• **Directions for this task**
Examine each line of the data. Copy those that contain the string "手机登录".

------------------------------------

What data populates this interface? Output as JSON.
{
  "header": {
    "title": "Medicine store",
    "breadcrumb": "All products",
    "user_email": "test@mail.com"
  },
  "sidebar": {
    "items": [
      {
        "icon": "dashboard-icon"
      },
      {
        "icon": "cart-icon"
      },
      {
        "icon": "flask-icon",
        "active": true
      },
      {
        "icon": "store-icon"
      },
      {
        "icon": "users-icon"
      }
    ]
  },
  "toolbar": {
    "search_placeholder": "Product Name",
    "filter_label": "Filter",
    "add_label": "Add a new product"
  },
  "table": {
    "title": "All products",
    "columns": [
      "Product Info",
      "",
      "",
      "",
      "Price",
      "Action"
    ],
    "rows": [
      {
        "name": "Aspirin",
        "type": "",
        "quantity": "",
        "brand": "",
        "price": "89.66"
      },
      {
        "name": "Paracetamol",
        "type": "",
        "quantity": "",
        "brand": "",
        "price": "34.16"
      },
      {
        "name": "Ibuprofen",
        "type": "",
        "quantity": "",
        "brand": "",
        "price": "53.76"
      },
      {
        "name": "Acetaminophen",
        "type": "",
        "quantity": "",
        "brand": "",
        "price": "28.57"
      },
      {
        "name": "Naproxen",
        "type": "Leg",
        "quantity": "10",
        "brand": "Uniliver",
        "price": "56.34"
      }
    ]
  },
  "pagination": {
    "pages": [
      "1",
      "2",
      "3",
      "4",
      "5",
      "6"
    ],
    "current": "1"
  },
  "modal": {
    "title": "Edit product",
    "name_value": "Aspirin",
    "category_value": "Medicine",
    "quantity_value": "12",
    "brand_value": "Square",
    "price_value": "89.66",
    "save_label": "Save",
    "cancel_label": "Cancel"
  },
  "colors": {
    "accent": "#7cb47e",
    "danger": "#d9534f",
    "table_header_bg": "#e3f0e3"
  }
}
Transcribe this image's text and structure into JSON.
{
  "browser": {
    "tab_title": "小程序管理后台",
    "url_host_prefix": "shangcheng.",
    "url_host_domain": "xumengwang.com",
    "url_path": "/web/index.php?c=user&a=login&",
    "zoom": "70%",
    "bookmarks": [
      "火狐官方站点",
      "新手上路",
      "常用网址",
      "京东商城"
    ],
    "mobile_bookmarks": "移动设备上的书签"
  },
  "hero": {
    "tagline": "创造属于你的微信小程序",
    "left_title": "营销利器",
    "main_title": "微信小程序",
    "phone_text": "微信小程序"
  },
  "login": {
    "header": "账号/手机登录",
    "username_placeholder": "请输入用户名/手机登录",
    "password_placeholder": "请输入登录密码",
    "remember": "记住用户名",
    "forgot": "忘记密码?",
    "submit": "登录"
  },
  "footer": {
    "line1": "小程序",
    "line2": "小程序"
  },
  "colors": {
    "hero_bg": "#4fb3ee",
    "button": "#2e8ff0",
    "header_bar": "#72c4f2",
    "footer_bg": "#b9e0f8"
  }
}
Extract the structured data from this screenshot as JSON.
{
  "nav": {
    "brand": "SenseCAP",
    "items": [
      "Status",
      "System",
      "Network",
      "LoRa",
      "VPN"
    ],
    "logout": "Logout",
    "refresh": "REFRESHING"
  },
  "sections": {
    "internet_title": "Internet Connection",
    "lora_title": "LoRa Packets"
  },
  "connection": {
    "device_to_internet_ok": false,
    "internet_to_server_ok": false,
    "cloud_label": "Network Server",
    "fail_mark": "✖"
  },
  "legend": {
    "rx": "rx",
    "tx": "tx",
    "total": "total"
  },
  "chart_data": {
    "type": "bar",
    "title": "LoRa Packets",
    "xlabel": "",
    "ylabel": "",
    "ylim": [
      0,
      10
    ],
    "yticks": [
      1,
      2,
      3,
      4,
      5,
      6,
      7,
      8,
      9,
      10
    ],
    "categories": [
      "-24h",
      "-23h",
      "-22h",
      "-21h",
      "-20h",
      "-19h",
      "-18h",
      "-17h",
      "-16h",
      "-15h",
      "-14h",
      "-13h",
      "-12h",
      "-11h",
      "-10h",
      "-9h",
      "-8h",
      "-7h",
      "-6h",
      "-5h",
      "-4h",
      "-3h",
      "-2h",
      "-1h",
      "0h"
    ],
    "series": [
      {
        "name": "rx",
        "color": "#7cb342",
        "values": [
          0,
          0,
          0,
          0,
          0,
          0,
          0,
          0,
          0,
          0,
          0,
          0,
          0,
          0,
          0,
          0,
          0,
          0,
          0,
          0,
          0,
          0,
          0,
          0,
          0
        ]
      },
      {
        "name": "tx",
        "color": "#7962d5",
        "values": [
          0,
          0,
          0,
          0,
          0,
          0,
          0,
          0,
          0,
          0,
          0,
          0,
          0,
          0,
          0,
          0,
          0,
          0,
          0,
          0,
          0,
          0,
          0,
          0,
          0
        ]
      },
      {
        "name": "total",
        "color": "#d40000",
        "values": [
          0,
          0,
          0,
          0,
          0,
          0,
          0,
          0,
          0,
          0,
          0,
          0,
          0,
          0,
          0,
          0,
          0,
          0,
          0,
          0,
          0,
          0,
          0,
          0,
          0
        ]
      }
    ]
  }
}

------------------------------------

• **Final answer**
    "header": "账号/手机登录",
    "username_placeholder": "请输入用户名/手机登录",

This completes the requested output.